- [Consigne 1]:
Filtrez les lignes ci-dessous pour ne garder que celles qui contiennent la chaîne « legend », en respectant la casse.

- [Texte fourni]:

------------------------------------------------------------------------

Les jeunes Palestiniens penchent pour une solution à un Etat au sein d’Israël


1 FÉVRIER 2018

Une enquête de THOMAS CANTALOUBE 

POUR MÉDIAPART


Le mur de séparation entre Israël et les territoires palestiniens, ici à Bethléem. Une peinture inspirée par l'artiste Banksy, avec une citation de Nelson Mandela : « Nous savons très bien que notre liberté est incomplète sans la liberté des Palestiniens
Le mur de séparation entre Israël et les territoires palestiniens, ici à Bethléem. Une peinture inspirée par l'artiste Banksy, avec une citation de Nelson Mandela : « Nous savons très bien que notre liberté est incomplète sans la liberté des Palestiniens

De notre envoyé spécial en Israël et dans les territoires palestiniens.

En apparence, rien n’a changé, mais au fond tout a changé. La décision prise par Donald Trump de transférer l’ambassade des États-Unis de Tel-Aviv à Jérusalem, annoncée en décembre 2017, même si elle ne représente qu’une goutte d’eau dans l’interminable et plutôt mal nommé « processus de paix » entre Israéliens et Palestiniens sous égide américaine, a eu un effet de précipitation, au sens chimique du terme.

 

« La déclaration de Trump a révélé la vraie nature du plan de Washington, qui ne donnera jamais un État aux Palestiniens », estime Khalil Shikaki, professeur de sciences politiques et directeur du Palestinian Center for Policy and Survey Research (PCPSR), basé à Ramallah, capitale de l’Autorité palestinienne. « Elle marque le bout de la route des négociations israélo-palestiniennes. »

 

On entend le même son de cloche lorsqu’on interroge Menachem Klein, professeur à l’université de Bar-Ilan et ancien « négociateur de paix » pour le gouvernement israélien, proche de la gauche : « La décision de Trump est un véritable bouleversement, elle marque la fin d’un cycle entamé il y a quarante ans lorsque, en 1977, l’Organisation de libération de la Palestine (OLP) s’est tournée vers les États-Unis pour leur demander de servir de médiateur dans le conflit avec Israël. »

------------------------------------------------------------------------

- [Données affichées]:
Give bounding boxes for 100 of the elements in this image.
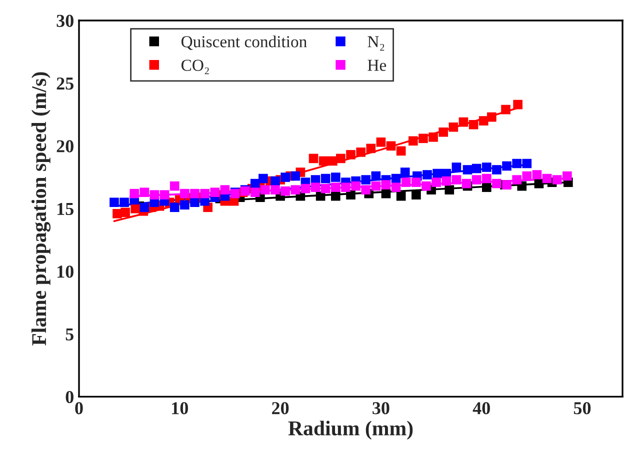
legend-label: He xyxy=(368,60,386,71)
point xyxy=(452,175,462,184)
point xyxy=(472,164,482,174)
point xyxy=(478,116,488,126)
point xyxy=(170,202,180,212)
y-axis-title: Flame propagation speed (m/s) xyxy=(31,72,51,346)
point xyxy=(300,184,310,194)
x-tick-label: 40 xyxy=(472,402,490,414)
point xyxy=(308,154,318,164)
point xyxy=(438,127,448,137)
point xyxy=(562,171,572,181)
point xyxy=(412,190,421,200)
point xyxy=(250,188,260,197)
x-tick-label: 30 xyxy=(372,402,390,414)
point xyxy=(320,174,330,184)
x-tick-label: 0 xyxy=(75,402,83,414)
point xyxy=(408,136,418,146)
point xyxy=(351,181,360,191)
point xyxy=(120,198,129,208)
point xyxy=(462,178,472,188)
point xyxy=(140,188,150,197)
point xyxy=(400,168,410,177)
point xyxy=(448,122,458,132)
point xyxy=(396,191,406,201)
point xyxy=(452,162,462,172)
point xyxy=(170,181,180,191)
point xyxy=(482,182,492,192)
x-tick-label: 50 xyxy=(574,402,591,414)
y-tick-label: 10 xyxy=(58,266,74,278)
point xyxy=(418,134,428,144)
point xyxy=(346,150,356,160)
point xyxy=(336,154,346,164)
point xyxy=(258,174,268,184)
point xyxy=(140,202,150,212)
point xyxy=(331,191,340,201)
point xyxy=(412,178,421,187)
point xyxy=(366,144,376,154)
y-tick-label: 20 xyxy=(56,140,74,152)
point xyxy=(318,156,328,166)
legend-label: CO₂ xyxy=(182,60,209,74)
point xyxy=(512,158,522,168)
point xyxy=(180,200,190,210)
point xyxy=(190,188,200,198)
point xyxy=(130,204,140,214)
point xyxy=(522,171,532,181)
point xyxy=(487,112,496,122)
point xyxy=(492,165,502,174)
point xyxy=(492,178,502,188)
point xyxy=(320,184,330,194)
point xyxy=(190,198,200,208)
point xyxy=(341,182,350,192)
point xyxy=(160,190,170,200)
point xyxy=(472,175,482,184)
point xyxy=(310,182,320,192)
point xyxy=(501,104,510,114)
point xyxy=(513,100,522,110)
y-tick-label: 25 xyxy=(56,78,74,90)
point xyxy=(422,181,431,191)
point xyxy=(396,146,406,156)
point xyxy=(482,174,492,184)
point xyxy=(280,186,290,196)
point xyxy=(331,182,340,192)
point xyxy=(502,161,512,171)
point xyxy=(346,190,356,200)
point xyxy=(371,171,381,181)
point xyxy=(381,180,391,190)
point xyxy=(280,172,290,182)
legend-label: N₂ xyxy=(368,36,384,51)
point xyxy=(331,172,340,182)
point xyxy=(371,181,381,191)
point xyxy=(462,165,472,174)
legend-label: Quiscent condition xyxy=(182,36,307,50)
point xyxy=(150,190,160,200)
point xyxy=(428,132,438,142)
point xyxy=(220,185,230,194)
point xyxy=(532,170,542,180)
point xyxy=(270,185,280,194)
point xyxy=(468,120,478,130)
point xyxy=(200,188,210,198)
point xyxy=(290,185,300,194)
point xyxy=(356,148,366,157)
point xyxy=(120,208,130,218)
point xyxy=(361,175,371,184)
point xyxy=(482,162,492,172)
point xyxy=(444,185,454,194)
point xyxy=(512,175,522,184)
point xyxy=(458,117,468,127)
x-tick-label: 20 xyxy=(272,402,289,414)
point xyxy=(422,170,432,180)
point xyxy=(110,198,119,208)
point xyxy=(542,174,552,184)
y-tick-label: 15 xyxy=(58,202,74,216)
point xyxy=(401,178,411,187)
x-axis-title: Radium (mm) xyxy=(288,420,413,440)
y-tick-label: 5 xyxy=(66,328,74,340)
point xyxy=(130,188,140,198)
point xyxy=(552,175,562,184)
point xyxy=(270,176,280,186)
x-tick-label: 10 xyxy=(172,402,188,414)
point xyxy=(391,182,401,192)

------------------------------------------------------------------------

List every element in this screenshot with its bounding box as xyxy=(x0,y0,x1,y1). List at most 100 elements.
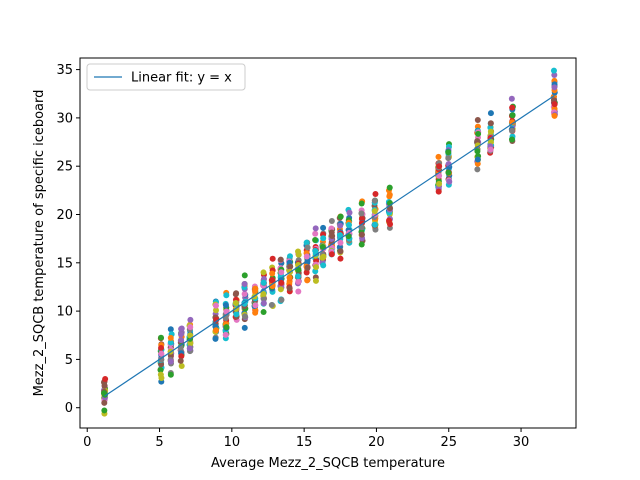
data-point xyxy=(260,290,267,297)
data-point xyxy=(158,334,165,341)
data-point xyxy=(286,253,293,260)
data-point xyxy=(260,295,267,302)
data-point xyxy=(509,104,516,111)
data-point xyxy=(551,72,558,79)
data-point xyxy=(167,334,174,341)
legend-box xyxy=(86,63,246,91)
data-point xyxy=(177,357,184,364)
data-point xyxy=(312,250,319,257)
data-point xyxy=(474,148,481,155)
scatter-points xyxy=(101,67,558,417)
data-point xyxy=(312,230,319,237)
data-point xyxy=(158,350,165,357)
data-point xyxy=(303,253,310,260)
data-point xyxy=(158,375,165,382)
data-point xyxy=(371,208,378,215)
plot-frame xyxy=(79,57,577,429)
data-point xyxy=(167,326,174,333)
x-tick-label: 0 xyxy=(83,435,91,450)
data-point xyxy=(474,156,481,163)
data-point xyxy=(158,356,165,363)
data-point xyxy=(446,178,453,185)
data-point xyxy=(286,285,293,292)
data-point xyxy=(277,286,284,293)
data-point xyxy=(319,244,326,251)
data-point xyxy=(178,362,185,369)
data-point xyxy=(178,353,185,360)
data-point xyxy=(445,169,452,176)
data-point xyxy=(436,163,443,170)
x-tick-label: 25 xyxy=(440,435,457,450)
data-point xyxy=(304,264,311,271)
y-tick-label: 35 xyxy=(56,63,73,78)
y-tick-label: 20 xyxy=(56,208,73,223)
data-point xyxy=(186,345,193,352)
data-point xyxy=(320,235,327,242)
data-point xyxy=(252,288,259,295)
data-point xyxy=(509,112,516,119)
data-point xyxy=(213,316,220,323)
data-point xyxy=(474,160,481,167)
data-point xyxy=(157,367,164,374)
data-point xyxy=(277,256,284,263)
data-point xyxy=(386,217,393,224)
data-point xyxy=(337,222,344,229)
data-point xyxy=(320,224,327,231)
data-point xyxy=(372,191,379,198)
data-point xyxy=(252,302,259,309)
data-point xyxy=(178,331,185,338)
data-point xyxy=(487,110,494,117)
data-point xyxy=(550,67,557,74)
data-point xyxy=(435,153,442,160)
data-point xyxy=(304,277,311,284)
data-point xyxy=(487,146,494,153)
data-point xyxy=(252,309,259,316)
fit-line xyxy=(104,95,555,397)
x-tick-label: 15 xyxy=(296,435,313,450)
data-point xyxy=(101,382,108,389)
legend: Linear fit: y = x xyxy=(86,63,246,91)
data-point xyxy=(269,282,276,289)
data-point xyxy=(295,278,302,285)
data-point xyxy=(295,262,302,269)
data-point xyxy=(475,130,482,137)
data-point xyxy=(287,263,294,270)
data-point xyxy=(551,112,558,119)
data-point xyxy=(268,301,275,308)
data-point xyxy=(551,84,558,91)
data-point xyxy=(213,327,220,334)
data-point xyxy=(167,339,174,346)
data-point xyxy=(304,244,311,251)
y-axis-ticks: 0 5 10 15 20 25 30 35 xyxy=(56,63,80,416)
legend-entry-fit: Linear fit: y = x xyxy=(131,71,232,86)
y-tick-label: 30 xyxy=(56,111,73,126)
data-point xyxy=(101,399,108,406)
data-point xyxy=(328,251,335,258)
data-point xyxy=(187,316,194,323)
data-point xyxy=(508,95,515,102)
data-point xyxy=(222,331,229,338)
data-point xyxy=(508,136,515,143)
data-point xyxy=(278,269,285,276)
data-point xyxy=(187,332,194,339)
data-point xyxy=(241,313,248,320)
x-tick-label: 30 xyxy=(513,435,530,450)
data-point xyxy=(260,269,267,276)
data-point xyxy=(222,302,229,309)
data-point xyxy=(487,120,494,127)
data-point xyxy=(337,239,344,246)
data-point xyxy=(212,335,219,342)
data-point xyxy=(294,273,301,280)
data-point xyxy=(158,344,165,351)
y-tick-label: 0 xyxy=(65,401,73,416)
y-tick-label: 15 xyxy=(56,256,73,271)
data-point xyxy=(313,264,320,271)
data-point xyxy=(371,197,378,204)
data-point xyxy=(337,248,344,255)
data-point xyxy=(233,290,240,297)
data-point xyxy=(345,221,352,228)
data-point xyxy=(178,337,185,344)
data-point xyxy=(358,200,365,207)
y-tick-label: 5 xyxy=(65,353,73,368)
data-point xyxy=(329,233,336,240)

------------------------------------------------------------------------

- [Consigne 2]:
Modifiez le passage de l'article sur les jeunes Palestiniens qui commence aux mots « De notre envoyé » et s'arrête après « chimique du terme. » : recopiez-le en remplaçant « Donald Trump » par « le président américain ».

- [Réponse complète 1]:
legend-label: He xyxy=(368,60,386,71)
legend-label: CO₂ xyxy=(182,60,209,74)
legend-label: N₂ xyxy=(368,36,384,51)
legend-label: Quiscent condition xyxy=(182,36,307,50)
legend-box xyxy=(86,63,246,91)
legend: Linear fit: y = x xyxy=(86,63,246,91)
legend-entry-fit: Linear fit: y = x xyxy=(131,71,232,86)

- [Réponse complète 2]:
De notre envoyé spécial en Israël et dans les territoires palestiniens.

En apparence, rien n’a changé, mais au fond tout a changé. La décision prise par le président américain de transférer l’ambassade des États-Unis de Tel-Aviv à Jérusalem, annoncée en décembre 2017, même si elle ne représente qu’une goutte d’eau dans l’interminable et plutôt mal nommé « processus de paix » entre Israéliens et Palestiniens sous égide américaine, a eu un effet de précipitation, au sens chimique du terme.